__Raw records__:
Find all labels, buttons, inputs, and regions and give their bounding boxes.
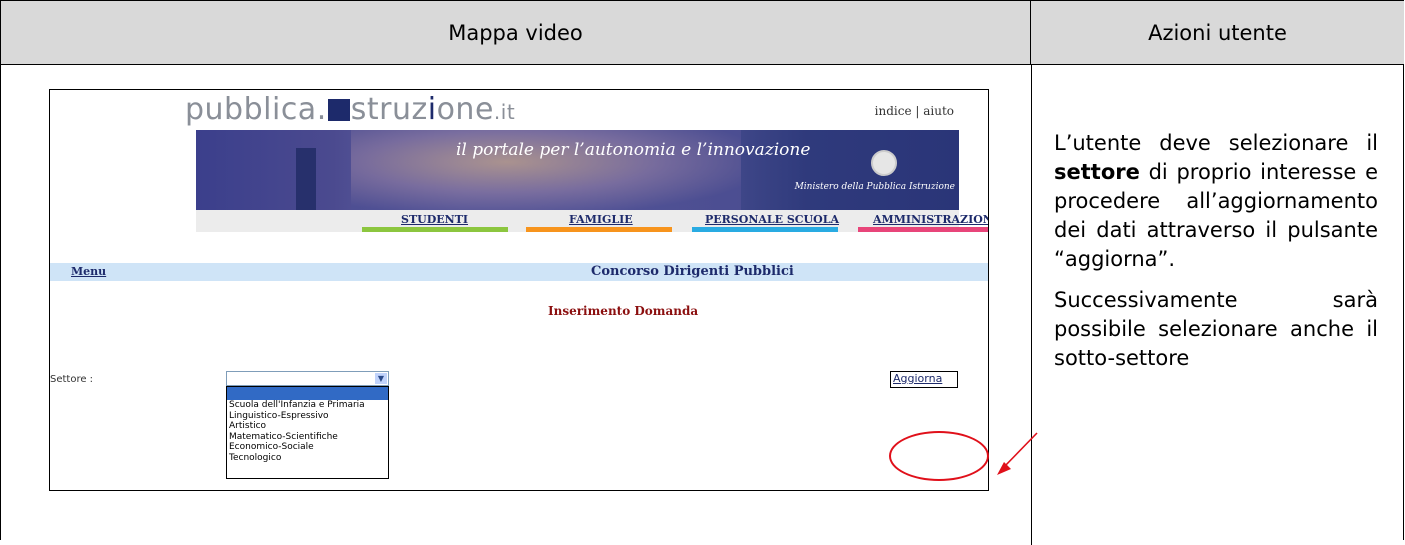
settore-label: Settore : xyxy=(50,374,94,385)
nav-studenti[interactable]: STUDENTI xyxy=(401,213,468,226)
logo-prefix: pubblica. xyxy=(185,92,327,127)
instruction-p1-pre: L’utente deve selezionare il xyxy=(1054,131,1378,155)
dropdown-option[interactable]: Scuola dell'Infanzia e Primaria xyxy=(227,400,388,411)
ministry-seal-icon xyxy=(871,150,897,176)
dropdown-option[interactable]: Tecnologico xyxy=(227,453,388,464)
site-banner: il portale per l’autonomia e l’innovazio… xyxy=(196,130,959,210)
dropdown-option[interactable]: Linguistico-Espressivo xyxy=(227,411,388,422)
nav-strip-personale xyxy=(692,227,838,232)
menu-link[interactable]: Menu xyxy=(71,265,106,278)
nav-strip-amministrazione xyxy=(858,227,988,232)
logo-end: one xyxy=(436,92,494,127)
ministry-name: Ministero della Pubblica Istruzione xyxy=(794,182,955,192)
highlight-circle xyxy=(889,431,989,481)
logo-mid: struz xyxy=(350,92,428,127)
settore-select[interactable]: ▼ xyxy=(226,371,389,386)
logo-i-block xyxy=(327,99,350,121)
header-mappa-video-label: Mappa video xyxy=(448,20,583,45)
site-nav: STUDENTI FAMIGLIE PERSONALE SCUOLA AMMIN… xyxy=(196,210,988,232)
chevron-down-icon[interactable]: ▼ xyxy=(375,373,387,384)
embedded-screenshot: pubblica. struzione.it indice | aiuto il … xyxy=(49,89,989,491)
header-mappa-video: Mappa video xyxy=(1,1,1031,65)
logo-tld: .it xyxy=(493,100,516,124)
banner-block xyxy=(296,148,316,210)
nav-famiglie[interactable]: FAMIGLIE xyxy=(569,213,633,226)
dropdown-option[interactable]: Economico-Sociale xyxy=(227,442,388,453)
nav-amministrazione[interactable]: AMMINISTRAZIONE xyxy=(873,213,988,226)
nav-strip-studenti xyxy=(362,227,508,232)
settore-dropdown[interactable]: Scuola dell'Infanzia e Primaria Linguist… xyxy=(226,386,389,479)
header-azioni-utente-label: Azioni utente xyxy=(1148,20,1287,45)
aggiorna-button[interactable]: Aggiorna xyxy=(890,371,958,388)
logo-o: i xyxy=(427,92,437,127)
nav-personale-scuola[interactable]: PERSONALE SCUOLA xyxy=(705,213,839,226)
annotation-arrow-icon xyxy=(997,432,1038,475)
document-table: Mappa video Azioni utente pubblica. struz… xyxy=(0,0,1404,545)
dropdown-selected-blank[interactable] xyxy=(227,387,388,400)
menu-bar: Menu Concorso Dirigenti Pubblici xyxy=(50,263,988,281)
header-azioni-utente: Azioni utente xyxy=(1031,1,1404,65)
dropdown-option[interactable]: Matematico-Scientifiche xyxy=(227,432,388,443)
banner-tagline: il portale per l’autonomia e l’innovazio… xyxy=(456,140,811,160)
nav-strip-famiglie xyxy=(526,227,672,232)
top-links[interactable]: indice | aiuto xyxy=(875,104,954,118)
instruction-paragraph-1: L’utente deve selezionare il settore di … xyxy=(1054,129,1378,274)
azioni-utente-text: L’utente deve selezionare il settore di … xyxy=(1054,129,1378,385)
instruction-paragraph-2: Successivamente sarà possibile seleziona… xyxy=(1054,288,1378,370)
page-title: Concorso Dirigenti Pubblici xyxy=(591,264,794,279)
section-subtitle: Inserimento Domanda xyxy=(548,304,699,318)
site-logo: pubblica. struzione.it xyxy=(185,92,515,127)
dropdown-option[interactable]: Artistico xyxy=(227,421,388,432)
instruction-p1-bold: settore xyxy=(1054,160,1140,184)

--

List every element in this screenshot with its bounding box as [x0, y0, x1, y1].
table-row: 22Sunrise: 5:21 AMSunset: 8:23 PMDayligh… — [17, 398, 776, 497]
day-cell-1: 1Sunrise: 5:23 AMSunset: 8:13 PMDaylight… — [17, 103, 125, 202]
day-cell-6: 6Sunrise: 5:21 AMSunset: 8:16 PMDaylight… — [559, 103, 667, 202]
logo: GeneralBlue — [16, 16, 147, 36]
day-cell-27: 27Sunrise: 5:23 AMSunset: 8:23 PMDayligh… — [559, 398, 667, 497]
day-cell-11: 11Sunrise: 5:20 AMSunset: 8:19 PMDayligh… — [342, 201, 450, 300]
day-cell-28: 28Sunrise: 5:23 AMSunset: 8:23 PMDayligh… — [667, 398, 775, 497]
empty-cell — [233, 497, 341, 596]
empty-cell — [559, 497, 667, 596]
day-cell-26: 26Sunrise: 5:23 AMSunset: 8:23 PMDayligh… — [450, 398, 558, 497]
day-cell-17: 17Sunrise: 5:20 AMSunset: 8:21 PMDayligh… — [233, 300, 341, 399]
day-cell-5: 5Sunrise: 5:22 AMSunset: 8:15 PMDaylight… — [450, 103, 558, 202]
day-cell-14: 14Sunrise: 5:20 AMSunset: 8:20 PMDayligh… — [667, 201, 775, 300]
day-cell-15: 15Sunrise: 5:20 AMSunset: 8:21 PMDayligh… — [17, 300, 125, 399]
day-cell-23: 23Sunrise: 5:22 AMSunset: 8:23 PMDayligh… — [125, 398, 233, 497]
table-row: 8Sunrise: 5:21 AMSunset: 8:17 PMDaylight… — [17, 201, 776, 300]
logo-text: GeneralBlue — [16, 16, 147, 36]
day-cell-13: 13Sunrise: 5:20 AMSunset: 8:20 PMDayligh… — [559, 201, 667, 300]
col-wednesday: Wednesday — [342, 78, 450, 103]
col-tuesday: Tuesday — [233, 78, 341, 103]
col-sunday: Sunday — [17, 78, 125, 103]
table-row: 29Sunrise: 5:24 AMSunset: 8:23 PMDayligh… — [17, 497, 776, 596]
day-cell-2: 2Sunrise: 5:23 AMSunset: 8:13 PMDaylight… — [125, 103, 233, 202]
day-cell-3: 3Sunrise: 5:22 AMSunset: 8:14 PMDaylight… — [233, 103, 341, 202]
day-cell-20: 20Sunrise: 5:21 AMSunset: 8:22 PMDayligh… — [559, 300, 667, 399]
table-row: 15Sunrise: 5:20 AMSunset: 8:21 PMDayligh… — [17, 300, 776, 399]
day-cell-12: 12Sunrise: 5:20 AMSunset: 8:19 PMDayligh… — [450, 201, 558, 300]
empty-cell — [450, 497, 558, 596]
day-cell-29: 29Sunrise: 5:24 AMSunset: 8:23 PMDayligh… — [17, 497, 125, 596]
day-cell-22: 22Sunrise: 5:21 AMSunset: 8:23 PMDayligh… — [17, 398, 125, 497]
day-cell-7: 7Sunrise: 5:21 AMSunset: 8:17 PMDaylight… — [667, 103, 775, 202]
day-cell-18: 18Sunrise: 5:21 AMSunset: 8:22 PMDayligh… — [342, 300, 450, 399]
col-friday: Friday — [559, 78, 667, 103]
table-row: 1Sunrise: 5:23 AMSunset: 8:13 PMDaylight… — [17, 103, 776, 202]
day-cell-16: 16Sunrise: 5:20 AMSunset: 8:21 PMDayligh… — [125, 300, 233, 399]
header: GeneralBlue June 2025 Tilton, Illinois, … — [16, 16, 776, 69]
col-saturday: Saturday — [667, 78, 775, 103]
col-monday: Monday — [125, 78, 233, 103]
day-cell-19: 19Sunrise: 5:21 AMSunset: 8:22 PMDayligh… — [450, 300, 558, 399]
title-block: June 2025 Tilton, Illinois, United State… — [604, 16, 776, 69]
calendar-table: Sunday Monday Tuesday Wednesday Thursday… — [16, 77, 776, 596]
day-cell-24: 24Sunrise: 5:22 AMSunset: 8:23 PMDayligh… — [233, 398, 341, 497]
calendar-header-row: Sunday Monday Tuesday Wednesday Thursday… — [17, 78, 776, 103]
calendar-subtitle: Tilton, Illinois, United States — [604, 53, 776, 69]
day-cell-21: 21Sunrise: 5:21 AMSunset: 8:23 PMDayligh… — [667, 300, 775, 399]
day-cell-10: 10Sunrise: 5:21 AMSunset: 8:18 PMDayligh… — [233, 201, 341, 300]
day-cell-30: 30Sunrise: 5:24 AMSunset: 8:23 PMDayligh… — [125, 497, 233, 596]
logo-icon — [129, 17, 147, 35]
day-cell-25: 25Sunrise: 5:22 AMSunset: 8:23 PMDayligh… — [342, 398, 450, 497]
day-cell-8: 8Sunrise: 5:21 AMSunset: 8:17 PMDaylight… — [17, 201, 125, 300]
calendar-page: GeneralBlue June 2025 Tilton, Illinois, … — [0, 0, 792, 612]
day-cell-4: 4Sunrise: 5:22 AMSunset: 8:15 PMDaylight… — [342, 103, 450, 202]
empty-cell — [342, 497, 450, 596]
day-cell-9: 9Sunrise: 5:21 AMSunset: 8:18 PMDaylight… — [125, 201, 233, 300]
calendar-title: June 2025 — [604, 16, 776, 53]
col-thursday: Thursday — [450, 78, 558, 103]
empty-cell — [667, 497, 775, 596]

==

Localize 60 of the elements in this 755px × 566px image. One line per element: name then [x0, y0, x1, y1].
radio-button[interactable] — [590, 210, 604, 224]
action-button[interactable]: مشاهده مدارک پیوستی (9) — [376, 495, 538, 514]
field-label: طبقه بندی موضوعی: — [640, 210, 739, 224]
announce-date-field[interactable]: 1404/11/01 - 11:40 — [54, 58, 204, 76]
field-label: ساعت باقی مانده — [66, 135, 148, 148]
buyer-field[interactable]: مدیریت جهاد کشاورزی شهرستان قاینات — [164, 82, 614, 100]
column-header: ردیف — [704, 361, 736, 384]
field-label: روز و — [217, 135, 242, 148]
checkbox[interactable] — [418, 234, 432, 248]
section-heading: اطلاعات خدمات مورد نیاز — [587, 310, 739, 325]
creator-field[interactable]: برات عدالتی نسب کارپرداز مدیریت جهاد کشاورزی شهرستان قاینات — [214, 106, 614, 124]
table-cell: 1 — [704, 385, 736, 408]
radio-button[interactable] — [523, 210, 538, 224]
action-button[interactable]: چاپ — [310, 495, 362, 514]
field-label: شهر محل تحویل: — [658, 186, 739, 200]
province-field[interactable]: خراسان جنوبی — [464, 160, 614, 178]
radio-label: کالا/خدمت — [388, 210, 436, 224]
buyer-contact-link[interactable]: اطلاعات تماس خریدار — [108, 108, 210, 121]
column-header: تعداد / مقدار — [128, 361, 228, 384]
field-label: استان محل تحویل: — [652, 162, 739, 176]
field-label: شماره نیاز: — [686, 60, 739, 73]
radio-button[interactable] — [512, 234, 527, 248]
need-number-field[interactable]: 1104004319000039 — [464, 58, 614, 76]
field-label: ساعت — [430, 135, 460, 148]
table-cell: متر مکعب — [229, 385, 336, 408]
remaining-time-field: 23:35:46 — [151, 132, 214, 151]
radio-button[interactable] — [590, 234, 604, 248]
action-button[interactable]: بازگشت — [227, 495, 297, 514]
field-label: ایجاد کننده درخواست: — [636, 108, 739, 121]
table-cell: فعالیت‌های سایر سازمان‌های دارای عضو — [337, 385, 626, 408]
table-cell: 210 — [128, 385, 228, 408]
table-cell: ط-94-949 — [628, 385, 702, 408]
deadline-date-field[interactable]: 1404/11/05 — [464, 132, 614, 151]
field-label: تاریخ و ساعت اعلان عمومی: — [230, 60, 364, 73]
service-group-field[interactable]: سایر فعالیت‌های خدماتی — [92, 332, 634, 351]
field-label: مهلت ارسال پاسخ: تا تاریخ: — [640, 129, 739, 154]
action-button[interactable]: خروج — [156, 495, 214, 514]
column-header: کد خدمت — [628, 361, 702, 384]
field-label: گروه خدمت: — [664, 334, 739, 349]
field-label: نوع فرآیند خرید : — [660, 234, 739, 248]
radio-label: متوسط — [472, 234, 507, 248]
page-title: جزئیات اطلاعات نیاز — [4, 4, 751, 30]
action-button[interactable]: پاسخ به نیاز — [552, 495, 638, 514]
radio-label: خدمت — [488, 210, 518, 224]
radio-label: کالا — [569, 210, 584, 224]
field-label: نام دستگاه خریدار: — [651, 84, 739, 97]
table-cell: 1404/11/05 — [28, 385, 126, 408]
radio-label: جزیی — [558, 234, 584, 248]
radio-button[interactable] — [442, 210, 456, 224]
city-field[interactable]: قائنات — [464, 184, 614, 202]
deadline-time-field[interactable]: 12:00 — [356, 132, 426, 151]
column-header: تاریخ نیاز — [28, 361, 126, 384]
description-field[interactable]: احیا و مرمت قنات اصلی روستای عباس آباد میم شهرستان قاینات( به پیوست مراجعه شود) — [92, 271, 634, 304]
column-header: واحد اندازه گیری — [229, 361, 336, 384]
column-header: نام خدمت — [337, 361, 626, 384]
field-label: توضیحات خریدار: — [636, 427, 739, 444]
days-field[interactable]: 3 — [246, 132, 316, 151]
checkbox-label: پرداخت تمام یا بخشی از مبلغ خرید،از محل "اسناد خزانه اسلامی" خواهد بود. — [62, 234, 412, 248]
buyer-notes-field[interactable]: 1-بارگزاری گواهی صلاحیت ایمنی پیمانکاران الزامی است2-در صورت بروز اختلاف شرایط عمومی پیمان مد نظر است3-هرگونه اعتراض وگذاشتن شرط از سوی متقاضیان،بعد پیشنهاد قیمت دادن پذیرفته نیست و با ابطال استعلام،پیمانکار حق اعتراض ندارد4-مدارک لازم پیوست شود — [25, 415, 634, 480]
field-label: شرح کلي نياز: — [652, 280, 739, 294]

__Exercise prompt__:
Please rewrite the entries from the line with "settore-label: Settore : xyxy=(50,374,94,385)" through the line with "ministry-seal-icon xyxy=(871,150,897,176)", changing "logo-prefix" to "logo-lead" and leaving everything else as it is.

__Expected answer__:
settore-label: Settore : xyxy=(50,374,94,385)
nav-studenti[interactable]: STUDENTI xyxy=(401,213,468,226)
logo-lead: pubblica. xyxy=(185,92,327,127)
instruction-p1-pre: L’utente deve selezionare il xyxy=(1054,131,1378,155)
dropdown-option[interactable]: Scuola dell'Infanzia e Primaria xyxy=(227,400,388,411)
ministry-seal-icon xyxy=(871,150,897,176)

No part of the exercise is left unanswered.